-- Start --

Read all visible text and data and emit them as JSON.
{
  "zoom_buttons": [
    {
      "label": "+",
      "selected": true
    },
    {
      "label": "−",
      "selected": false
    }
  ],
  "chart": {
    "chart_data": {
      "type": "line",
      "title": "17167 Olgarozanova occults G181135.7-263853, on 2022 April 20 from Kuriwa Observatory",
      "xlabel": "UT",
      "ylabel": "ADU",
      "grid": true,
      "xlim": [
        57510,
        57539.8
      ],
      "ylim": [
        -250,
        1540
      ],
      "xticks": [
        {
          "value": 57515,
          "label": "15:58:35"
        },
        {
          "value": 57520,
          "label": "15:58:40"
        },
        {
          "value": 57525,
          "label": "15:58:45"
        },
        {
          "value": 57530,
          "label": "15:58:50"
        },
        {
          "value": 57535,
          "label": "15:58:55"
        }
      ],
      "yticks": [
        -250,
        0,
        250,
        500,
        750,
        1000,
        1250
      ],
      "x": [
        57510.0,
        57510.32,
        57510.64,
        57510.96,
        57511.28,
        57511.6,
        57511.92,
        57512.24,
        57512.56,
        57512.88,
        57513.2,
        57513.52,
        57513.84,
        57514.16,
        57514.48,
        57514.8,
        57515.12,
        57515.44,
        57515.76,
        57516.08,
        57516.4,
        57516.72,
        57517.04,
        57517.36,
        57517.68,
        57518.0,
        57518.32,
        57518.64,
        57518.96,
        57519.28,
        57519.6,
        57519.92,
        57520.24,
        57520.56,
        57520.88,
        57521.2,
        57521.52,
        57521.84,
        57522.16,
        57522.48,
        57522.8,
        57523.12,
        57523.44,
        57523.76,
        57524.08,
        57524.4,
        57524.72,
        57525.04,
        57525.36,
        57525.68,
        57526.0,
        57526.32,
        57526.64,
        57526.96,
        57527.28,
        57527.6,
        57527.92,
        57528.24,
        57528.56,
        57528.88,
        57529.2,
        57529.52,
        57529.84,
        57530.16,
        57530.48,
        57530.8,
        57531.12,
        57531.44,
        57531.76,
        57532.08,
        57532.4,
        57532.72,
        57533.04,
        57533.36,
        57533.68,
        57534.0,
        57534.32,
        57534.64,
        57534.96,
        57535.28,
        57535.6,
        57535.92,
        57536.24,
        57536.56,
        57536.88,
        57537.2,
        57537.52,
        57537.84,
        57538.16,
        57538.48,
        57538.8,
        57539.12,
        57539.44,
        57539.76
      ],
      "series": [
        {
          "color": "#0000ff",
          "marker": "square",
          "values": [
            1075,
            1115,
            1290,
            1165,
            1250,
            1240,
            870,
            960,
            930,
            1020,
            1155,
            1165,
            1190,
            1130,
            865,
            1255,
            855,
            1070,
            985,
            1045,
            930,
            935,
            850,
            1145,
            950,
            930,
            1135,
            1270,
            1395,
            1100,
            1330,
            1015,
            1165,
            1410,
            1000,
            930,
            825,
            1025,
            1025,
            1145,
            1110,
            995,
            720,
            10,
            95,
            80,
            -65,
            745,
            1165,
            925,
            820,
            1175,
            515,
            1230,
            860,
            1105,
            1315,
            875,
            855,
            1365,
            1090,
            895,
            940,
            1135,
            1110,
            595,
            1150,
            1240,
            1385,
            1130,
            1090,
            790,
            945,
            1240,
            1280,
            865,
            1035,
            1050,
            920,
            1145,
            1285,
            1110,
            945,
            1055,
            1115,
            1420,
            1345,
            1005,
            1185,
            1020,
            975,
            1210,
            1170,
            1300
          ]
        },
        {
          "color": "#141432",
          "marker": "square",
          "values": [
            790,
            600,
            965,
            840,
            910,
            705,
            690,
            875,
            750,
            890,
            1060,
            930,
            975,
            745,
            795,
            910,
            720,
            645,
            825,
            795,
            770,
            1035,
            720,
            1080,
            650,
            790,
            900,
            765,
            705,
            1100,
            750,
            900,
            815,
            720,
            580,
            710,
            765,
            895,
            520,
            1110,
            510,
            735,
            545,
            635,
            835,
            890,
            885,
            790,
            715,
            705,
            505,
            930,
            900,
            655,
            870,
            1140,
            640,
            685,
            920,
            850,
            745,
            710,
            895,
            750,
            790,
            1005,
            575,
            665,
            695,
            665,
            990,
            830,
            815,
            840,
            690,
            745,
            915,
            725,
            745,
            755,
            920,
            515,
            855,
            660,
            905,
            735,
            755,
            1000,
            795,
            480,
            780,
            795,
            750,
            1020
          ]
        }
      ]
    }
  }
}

-- End --

▶ Task statement:
Write out the full listing exactly as given.

▶ In response:
Read all visible text and data and emit them as JSON.
{
  "zoom_buttons": [
    {
      "label": "+",
      "selected": true
    },
    {
      "label": "−",
      "selected": false
    }
  ],
  "chart": {
    "chart_data": {
      "type": "line",
      "title": "17167 Olgarozanova occults G181135.7-263853, on 2022 April 20 from Kuriwa Observatory",
      "xlabel": "UT",
      "ylabel": "ADU",
      "grid": true,
      "xlim": [
        57510,
        57539.8
      ],
      "ylim": [
        -250,
        1540
      ],
      "xticks": [
        {
          "value": 57515,
          "label": "15:58:35"
        },
        {
          "value": 57520,
          "label": "15:58:40"
        },
        {
          "value": 57525,
          "label": "15:58:45"
        },
        {
          "value": 57530,
          "label": "15:58:50"
        },
        {
          "value": 57535,
          "label": "15:58:55"
        }
      ],
      "yticks": [
        -250,
        0,
        250,
        500,
        750,
        1000,
        1250
      ],
      "x": [
        57510.0,
        57510.32,
        57510.64,
        57510.96,
        57511.28,
        57511.6,
        57511.92,
        57512.24,
        57512.56,
        57512.88,
        57513.2,
        57513.52,
        57513.84,
        57514.16,
        57514.48,
        57514.8,
        57515.12,
        57515.44,
        57515.76,
        57516.08,
        57516.4,
        57516.72,
        57517.04,
        57517.36,
        57517.68,
        57518.0,
        57518.32,
        57518.64,
        57518.96,
        57519.28,
        57519.6,
        57519.92,
        57520.24,
        57520.56,
        57520.88,
        57521.2,
        57521.52,
        57521.84,
        57522.16,
        57522.48,
        57522.8,
        57523.12,
        57523.44,
        57523.76,
        57524.08,
        57524.4,
        57524.72,
        57525.04,
        57525.36,
        57525.68,
        57526.0,
        57526.32,
        57526.64,
        57526.96,
        57527.28,
        57527.6,
        57527.92,
        57528.24,
        57528.56,
        57528.88,
        57529.2,
        57529.52,
        57529.84,
        57530.16,
        57530.48,
        57530.8,
        57531.12,
        57531.44,
        57531.76,
        57532.08,
        57532.4,
        57532.72,
        57533.04,
        57533.36,
        57533.68,
        57534.0,
        57534.32,
        57534.64,
        57534.96,
        57535.28,
        57535.6,
        57535.92,
        57536.24,
        57536.56,
        57536.88,
        57537.2,
        57537.52,
        57537.84,
        57538.16,
        57538.48,
        57538.8,
        57539.12,
        57539.44,
        57539.76
      ],
      "series": [
        {
          "color": "#0000ff",
          "marker": "square",
          "values": [
            1075,
            1115,
            1290,
            1165,
            1250,
            1240,
            870,
            960,
            930,
            1020,
            1155,
            1165,
            1190,
            1130,
            865,
            1255,
            855,
            1070,
            985,
            1045,
            930,
            935,
            850,
            1145,
            950,
            930,
            1135,
            1270,
            1395,
            1100,
            1330,
            1015,
            1165,
            1410,
            1000,
            930,
            825,
            1025,
            1025,
            1145,
            1110,
            995,
            720,
            10,
            95,
            80,
            -65,
            745,
            1165,
            925,
            820,
            1175,
            515,
            1230,
            860,
            1105,
            1315,
            875,
            855,
            1365,
            1090,
            895,
            940,
            1135,
            1110,
            595,
            1150,
            1240,
            1385,
            1130,
            1090,
            790,
            945,
            1240,
            1280,
            865,
            1035,
            1050,
            920,
            1145,
            1285,
            1110,
            945,
            1055,
            1115,
            1420,
            1345,
            1005,
            1185,
            1020,
            975,
            1210,
            1170,
            1300
          ]
        },
        {
          "color": "#141432",
          "marker": "square",
          "values": [
            790,
            600,
            965,
            840,
            910,
            705,
            690,
            875,
            750,
            890,
            1060,
            930,
            975,
            745,
            795,
            910,
            720,
            645,
            825,
            795,
            770,
            1035,
            720,
            1080,
            650,
            790,
            900,
            765,
            705,
            1100,
            750,
            900,
            815,
            720,
            580,
            710,
            765,
            895,
            520,
            1110,
            510,
            735,
            545,
            635,
            835,
            890,
            885,
            790,
            715,
            705,
            505,
            930,
            900,
            655,
            870,
            1140,
            640,
            685,
            920,
            850,
            745,
            710,
            895,
            750,
            790,
            1005,
            575,
            665,
            695,
            665,
            990,
            830,
            815,
            840,
            690,
            745,
            915,
            725,
            745,
            755,
            920,
            515,
            855,
            660,
            905,
            735,
            755,
            1000,
            795,
            480,
            780,
            795,
            750,
            1020
          ]
        }
      ]
    }
  }
}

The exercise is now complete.